◆ What to produce ◆
Output every record below exactly as it appears.

►

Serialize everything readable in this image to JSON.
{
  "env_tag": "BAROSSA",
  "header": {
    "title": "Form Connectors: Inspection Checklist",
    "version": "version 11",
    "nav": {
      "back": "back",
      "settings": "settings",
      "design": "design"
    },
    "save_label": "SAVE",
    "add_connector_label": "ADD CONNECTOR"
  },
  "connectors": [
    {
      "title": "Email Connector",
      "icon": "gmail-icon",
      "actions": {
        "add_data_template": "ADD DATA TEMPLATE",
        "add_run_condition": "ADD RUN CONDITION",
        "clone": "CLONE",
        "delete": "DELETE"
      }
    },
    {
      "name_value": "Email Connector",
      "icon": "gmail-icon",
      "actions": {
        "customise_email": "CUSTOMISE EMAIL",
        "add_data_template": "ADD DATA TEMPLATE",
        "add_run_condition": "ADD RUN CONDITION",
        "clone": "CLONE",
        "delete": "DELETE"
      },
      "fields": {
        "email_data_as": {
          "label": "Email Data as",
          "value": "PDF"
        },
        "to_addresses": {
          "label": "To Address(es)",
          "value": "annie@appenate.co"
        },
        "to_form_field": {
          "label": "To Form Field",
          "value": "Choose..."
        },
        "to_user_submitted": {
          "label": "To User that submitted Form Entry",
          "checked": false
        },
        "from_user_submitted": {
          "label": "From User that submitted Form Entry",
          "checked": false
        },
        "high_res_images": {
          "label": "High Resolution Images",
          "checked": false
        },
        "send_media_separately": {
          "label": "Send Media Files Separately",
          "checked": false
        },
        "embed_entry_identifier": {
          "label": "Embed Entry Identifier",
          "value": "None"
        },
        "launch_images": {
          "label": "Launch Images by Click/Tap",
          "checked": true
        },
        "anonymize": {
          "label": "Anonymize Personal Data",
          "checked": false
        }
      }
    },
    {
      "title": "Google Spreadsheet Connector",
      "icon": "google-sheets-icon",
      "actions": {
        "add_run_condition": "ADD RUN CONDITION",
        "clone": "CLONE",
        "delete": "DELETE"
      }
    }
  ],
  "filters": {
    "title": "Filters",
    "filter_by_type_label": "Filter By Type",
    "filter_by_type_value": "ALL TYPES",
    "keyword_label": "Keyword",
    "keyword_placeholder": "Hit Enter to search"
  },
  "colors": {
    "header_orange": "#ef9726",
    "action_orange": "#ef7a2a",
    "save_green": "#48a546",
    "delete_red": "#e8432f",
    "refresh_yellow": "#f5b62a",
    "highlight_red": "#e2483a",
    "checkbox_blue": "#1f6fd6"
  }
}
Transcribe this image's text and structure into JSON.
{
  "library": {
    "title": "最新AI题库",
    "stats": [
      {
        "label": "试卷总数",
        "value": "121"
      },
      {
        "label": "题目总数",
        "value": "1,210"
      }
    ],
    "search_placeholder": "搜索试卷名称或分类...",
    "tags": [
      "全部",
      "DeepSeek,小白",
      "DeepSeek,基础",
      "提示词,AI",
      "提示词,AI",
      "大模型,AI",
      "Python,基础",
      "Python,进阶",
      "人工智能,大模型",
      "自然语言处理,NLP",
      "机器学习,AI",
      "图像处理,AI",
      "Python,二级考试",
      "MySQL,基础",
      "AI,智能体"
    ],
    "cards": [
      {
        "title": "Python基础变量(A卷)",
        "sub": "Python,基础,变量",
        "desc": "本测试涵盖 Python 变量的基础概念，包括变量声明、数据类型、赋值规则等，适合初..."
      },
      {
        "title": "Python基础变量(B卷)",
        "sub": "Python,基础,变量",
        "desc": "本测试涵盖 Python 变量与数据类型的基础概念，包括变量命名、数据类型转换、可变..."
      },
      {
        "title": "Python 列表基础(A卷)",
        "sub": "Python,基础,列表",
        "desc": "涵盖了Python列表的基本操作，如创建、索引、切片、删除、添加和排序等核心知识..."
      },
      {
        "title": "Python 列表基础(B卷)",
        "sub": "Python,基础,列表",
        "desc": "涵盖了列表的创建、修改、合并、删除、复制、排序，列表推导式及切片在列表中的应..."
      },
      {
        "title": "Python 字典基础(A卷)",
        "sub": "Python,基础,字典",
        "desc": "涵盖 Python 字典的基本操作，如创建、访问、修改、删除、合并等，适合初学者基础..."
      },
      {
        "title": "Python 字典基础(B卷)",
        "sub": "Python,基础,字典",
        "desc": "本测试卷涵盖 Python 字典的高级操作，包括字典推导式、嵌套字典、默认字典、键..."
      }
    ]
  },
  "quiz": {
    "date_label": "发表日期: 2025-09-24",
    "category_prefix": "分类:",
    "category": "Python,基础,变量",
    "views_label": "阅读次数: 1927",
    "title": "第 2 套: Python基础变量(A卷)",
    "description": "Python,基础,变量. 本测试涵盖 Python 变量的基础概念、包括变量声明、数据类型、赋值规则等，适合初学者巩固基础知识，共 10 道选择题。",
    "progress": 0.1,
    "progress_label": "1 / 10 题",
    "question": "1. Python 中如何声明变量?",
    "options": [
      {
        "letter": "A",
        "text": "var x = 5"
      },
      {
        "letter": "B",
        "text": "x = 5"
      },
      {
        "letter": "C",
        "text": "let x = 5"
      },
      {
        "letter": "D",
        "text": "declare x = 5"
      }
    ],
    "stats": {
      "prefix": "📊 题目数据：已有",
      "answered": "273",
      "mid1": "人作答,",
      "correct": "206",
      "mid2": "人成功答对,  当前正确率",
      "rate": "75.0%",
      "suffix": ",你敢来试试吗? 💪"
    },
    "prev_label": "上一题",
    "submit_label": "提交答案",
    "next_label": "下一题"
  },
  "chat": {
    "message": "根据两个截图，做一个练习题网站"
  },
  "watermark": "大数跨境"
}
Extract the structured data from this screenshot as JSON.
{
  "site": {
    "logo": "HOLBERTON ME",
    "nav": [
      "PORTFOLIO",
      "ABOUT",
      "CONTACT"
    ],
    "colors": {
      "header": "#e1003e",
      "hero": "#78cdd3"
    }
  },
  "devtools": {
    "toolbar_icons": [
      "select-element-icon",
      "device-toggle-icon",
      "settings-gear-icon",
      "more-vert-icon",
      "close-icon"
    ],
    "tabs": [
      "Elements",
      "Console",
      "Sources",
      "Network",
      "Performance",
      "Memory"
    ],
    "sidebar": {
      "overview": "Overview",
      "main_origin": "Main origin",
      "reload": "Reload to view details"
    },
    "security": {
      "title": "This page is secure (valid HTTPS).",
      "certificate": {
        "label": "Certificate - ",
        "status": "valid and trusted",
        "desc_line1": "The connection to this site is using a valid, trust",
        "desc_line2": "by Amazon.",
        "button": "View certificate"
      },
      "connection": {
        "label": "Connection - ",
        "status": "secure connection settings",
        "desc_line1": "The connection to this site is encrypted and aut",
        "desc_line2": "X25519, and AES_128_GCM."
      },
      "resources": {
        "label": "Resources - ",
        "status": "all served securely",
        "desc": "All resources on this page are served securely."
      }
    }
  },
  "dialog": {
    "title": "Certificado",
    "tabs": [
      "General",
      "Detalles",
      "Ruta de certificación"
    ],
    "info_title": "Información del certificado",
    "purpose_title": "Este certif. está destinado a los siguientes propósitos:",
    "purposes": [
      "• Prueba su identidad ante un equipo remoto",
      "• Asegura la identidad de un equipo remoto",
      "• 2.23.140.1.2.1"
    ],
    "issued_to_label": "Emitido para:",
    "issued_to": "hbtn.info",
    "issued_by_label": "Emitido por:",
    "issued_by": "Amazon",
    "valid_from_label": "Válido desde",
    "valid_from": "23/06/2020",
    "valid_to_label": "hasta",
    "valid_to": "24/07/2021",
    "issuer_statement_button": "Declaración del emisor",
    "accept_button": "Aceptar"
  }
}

◄

◆ Response to the exercise ◆
Serialize everything readable in this image to JSON.
{
  "env_tag": "BAROSSA",
  "header": {
    "title": "Form Connectors: Inspection Checklist",
    "version": "version 11",
    "nav": {
      "back": "back",
      "settings": "settings",
      "design": "design"
    },
    "save_label": "SAVE",
    "add_connector_label": "ADD CONNECTOR"
  },
  "connectors": [
    {
      "title": "Email Connector",
      "icon": "gmail-icon",
      "actions": {
        "add_data_template": "ADD DATA TEMPLATE",
        "add_run_condition": "ADD RUN CONDITION",
        "clone": "CLONE",
        "delete": "DELETE"
      }
    },
    {
      "name_value": "Email Connector",
      "icon": "gmail-icon",
      "actions": {
        "customise_email": "CUSTOMISE EMAIL",
        "add_data_template": "ADD DATA TEMPLATE",
        "add_run_condition": "ADD RUN CONDITION",
        "clone": "CLONE",
        "delete": "DELETE"
      },
      "fields": {
        "email_data_as": {
          "label": "Email Data as",
          "value": "PDF"
        },
        "to_addresses": {
          "label": "To Address(es)",
          "value": "annie@appenate.co"
        },
        "to_form_field": {
          "label": "To Form Field",
          "value": "Choose..."
        },
        "to_user_submitted": {
          "label": "To User that submitted Form Entry",
          "checked": false
        },
        "from_user_submitted": {
          "label": "From User that submitted Form Entry",
          "checked": false
        },
        "high_res_images": {
          "label": "High Resolution Images",
          "checked": false
        },
        "send_media_separately": {
          "label": "Send Media Files Separately",
          "checked": false
        },
        "embed_entry_identifier": {
          "label": "Embed Entry Identifier",
          "value": "None"
        },
        "launch_images": {
          "label": "Launch Images by Click/Tap",
          "checked": true
        },
        "anonymize": {
          "label": "Anonymize Personal Data",
          "checked": false
        }
      }
    },
    {
      "title": "Google Spreadsheet Connector",
      "icon": "google-sheets-icon",
      "actions": {
        "add_run_condition": "ADD RUN CONDITION",
        "clone": "CLONE",
        "delete": "DELETE"
      }
    }
  ],
  "filters": {
    "title": "Filters",
    "filter_by_type_label": "Filter By Type",
    "filter_by_type_value": "ALL TYPES",
    "keyword_label": "Keyword",
    "keyword_placeholder": "Hit Enter to search"
  },
  "colors": {
    "header_orange": "#ef9726",
    "action_orange": "#ef7a2a",
    "save_green": "#48a546",
    "delete_red": "#e8432f",
    "refresh_yellow": "#f5b62a",
    "highlight_red": "#e2483a",
    "checkbox_blue": "#1f6fd6"
  }
}
Transcribe this image's text and structure into JSON.
{
  "library": {
    "title": "最新AI题库",
    "stats": [
      {
        "label": "试卷总数",
        "value": "121"
      },
      {
        "label": "题目总数",
        "value": "1,210"
      }
    ],
    "search_placeholder": "搜索试卷名称或分类...",
    "tags": [
      "全部",
      "DeepSeek,小白",
      "DeepSeek,基础",
      "提示词,AI",
      "提示词,AI",
      "大模型,AI",
      "Python,基础",
      "Python,进阶",
      "人工智能,大模型",
      "自然语言处理,NLP",
      "机器学习,AI",
      "图像处理,AI",
      "Python,二级考试",
      "MySQL,基础",
      "AI,智能体"
    ],
    "cards": [
      {
        "title": "Python基础变量(A卷)",
        "sub": "Python,基础,变量",
        "desc": "本测试涵盖 Python 变量的基础概念，包括变量声明、数据类型、赋值规则等，适合初..."
      },
      {
        "title": "Python基础变量(B卷)",
        "sub": "Python,基础,变量",
        "desc": "本测试涵盖 Python 变量与数据类型的基础概念，包括变量命名、数据类型转换、可变..."
      },
      {
        "title": "Python 列表基础(A卷)",
        "sub": "Python,基础,列表",
        "desc": "涵盖了Python列表的基本操作，如创建、索引、切片、删除、添加和排序等核心知识..."
      },
      {
        "title": "Python 列表基础(B卷)",
        "sub": "Python,基础,列表",
        "desc": "涵盖了列表的创建、修改、合并、删除、复制、排序，列表推导式及切片在列表中的应..."
      },
      {
        "title": "Python 字典基础(A卷)",
        "sub": "Python,基础,字典",
        "desc": "涵盖 Python 字典的基本操作，如创建、访问、修改、删除、合并等，适合初学者基础..."
      },
      {
        "title": "Python 字典基础(B卷)",
        "sub": "Python,基础,字典",
        "desc": "本测试卷涵盖 Python 字典的高级操作，包括字典推导式、嵌套字典、默认字典、键..."
      }
    ]
  },
  "quiz": {
    "date_label": "发表日期: 2025-09-24",
    "category_prefix": "分类:",
    "category": "Python,基础,变量",
    "views_label": "阅读次数: 1927",
    "title": "第 2 套: Python基础变量(A卷)",
    "description": "Python,基础,变量. 本测试涵盖 Python 变量的基础概念、包括变量声明、数据类型、赋值规则等，适合初学者巩固基础知识，共 10 道选择题。",
    "progress": 0.1,
    "progress_label": "1 / 10 题",
    "question": "1. Python 中如何声明变量?",
    "options": [
      {
        "letter": "A",
        "text": "var x = 5"
      },
      {
        "letter": "B",
        "text": "x = 5"
      },
      {
        "letter": "C",
        "text": "let x = 5"
      },
      {
        "letter": "D",
        "text": "declare x = 5"
      }
    ],
    "stats": {
      "prefix": "📊 题目数据：已有",
      "answered": "273",
      "mid1": "人作答,",
      "correct": "206",
      "mid2": "人成功答对,  当前正确率",
      "rate": "75.0%",
      "suffix": ",你敢来试试吗? 💪"
    },
    "prev_label": "上一题",
    "submit_label": "提交答案",
    "next_label": "下一题"
  },
  "chat": {
    "message": "根据两个截图，做一个练习题网站"
  },
  "watermark": "大数跨境"
}
Extract the structured data from this screenshot as JSON.
{
  "site": {
    "logo": "HOLBERTON ME",
    "nav": [
      "PORTFOLIO",
      "ABOUT",
      "CONTACT"
    ],
    "colors": {
      "header": "#e1003e",
      "hero": "#78cdd3"
    }
  },
  "devtools": {
    "toolbar_icons": [
      "select-element-icon",
      "device-toggle-icon",
      "settings-gear-icon",
      "more-vert-icon",
      "close-icon"
    ],
    "tabs": [
      "Elements",
      "Console",
      "Sources",
      "Network",
      "Performance",
      "Memory"
    ],
    "sidebar": {
      "overview": "Overview",
      "main_origin": "Main origin",
      "reload": "Reload to view details"
    },
    "security": {
      "title": "This page is secure (valid HTTPS).",
      "certificate": {
        "label": "Certificate - ",
        "status": "valid and trusted",
        "desc_line1": "The connection to this site is using a valid, trust",
        "desc_line2": "by Amazon.",
        "button": "View certificate"
      },
      "connection": {
        "label": "Connection - ",
        "status": "secure connection settings",
        "desc_line1": "The connection to this site is encrypted and aut",
        "desc_line2": "X25519, and AES_128_GCM."
      },
      "resources": {
        "label": "Resources - ",
        "status": "all served securely",
        "desc": "All resources on this page are served securely."
      }
    }
  },
  "dialog": {
    "title": "Certificado",
    "tabs": [
      "General",
      "Detalles",
      "Ruta de certificación"
    ],
    "info_title": "Información del certificado",
    "purpose_title": "Este certif. está destinado a los siguientes propósitos:",
    "purposes": [
      "• Prueba su identidad ante un equipo remoto",
      "• Asegura la identidad de un equipo remoto",
      "• 2.23.140.1.2.1"
    ],
    "issued_to_label": "Emitido para:",
    "issued_to": "hbtn.info",
    "issued_by_label": "Emitido por:",
    "issued_by": "Amazon",
    "valid_from_label": "Válido desde",
    "valid_from": "23/06/2020",
    "valid_to_label": "hasta",
    "valid_to": "24/07/2021",
    "issuer_statement_button": "Declaración del emisor",
    "accept_button": "Aceptar"
  }
}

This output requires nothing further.